TASK DETAILS
Extend the antitrust settlement filing below, picking up right after its last sentence.

PASSAGE PROVIDED
***

If the commenting party has a basis for suing the defendants, it may do 
so. The legal precedent discussed above holds that the scope of a 
Tunney Act proceeding is limited to whether entry of this particular 
proposed Final Judgment, agreed to by the parties as settlement of this 
case, is in the public interest.

IV. Conclusion

    After careful consideration of the comment, the Department 
concludes that entry of the proposed Final Judgment will provide an 
effective and appropriate remedy for the antitrust violation alleged in 
the Complaint and is in the public interest. The Department will move 
the Court to enter the proposed Final Judgment after the public comment 
and this Response have been published in the Federal Register, as 15 
U.S.C. Sec. 16(d) requires.

    Dated this 21st day of June, 1999.


[[Page 36402]]


    Respectfully submitted.
Nina B. Hale,
Salvatore Mass,
U.S. Department of Justice, Antitrust Division, 325 7th Street, NW, 
Suite 500, Washington, D.C. 20530, (202) 307-6351.

Certificate of Service

    I, Marian Honus, hereby certify that, on June 21, 1999, I caused 
the foregoing document to be served on defendants Signature Flight 
Support Corporation, AMR Combs, Inc., and AMR Corporation by having a 
copy mailed, first-class, postage prepaid, to:
William Norfolk, Esq.,
Sullivan & Cromwell, 125 Broad Street, New York, NY 1004.

***

DATASET SECTION
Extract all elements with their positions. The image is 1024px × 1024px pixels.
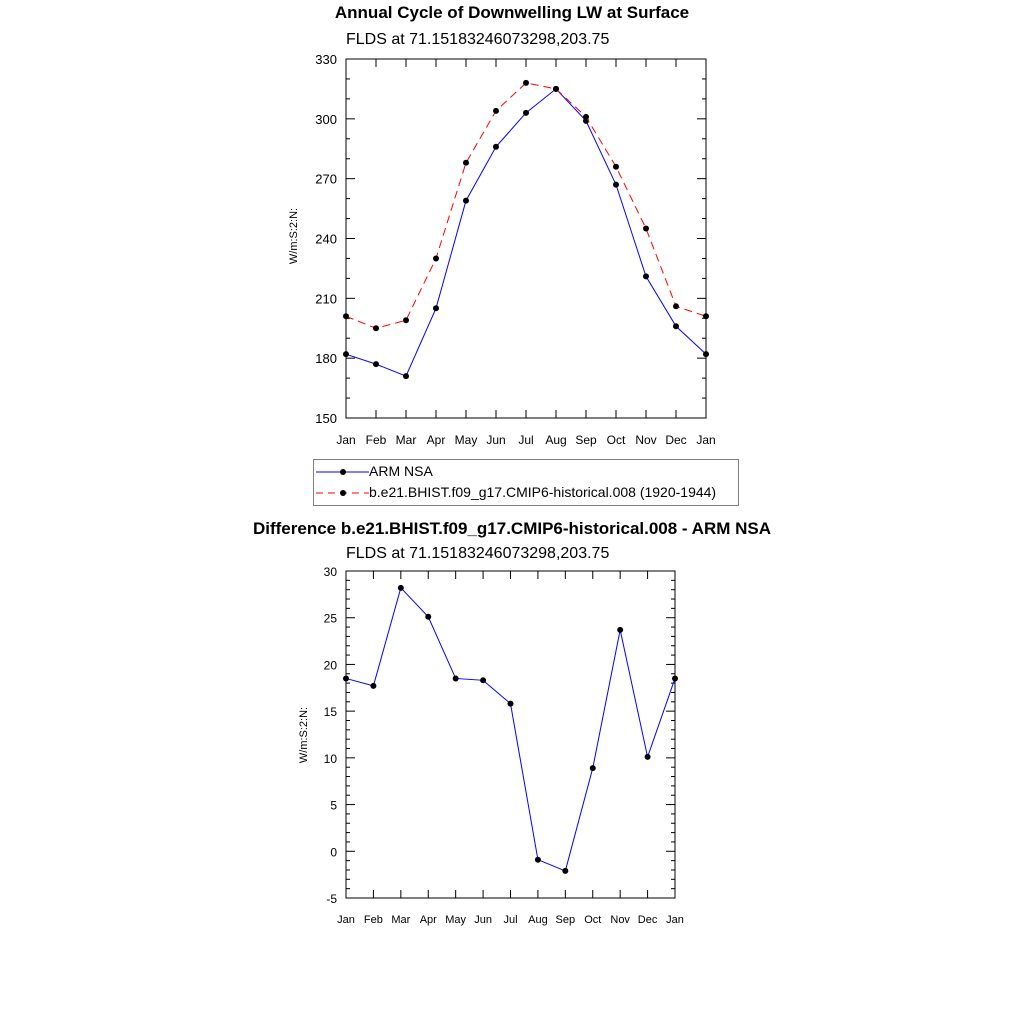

***

ANSWER FOR THIS EXERCISE
Eugene A. Burrus, Esq.,
AMR Corporation, P.O. Box 619616, MD 5675, Dallas Fort Worth Airport, 
TX 75261.

Marian Honus
May 21, 1999.
Mr. Roger W. Fones,
Chief, Transportation, Energy and Agriculture Section, Department of 
Justice, Antitrust Division, 325 Seventh St., NW, Suite 500, 
Washington, DC 20530

RE: Comments of Wilson Air Center, LLC in Response to Federal 
Register Notice Regarding Proposed Final Judgment and Competitive 
Impact Statement: United States of America v. Signature Flight 
Support Corporation, et al., Federal Register 58 (March 26, 1999)

    Dear Mr. Fones: Wilson Air Center, LLC (``Wilson Air'') is an 
independently owned Fixed Base Operation (``FBO'') and is the only 
FBO other than AMR Combs, Inc. (``AMR'') located at the Memphis 
International Airport, Memphis, Tennessee (the ``Memphis Airport'').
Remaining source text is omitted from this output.